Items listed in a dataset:
********************

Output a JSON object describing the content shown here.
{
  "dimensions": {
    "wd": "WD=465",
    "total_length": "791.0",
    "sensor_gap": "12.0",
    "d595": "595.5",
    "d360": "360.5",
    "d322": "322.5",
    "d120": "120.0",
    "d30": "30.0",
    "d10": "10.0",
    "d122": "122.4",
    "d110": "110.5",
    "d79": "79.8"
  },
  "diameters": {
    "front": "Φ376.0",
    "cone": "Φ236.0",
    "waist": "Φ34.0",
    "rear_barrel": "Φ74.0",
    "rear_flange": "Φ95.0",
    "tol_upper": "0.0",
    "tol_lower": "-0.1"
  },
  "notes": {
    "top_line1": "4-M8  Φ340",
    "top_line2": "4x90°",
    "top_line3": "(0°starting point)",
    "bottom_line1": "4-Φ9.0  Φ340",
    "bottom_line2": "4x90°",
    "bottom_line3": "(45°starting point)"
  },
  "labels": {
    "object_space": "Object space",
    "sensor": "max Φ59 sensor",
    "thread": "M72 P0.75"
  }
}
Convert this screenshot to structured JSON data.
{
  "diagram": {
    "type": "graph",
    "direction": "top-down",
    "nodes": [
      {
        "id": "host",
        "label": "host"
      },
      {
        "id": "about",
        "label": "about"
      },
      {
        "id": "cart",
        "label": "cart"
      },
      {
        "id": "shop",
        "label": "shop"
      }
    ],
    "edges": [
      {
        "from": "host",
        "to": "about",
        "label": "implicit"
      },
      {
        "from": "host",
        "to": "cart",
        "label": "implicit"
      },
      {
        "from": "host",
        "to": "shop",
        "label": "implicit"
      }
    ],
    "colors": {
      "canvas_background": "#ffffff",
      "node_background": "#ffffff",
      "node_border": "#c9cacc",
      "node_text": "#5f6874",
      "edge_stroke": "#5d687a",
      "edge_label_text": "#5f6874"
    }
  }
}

********************

### Request
Reproduce all of the entries word for word.

### Task output
Output a JSON object describing the content shown here.
{
  "dimensions": {
    "wd": "WD=465",
    "total_length": "791.0",
    "sensor_gap": "12.0",
    "d595": "595.5",
    "d360": "360.5",
    "d322": "322.5",
    "d120": "120.0",
    "d30": "30.0",
    "d10": "10.0",
    "d122": "122.4",
    "d110": "110.5",
    "d79": "79.8"
  },
  "diameters": {
    "front": "Φ376.0",
    "cone": "Φ236.0",
    "waist": "Φ34.0",
    "rear_barrel": "Φ74.0",
    "rear_flange": "Φ95.0",
    "tol_upper": "0.0",
    "tol_lower": "-0.1"
  },
  "notes": {
    "top_line1": "4-M8  Φ340",
    "top_line2": "4x90°",
    "top_line3": "(0°starting point)",
    "bottom_line1": "4-Φ9.0  Φ340",
    "bottom_line2": "4x90°",
    "bottom_line3": "(45°starting point)"
  },
  "labels": {
    "object_space": "Object space",
    "sensor": "max Φ59 sensor",
    "thread": "M72 P0.75"
  }
}
Convert this screenshot to structured JSON data.
{
  "diagram": {
    "type": "graph",
    "direction": "top-down",
    "nodes": [
      {
        "id": "host",
        "label": "host"
      },
      {
        "id": "about",
        "label": "about"
      },
      {
        "id": "cart",
        "label": "cart"
      },
      {
        "id": "shop",
        "label": "shop"
      }
    ],
    "edges": [
      {
        "from": "host",
        "to": "about",
        "label": "implicit"
      },
      {
        "from": "host",
        "to": "cart",
        "label": "implicit"
      },
      {
        "from": "host",
        "to": "shop",
        "label": "implicit"
      }
    ],
    "colors": {
      "canvas_background": "#ffffff",
      "node_background": "#ffffff",
      "node_border": "#c9cacc",
      "node_text": "#5f6874",
      "edge_stroke": "#5d687a",
      "edge_label_text": "#5f6874"
    }
  }
}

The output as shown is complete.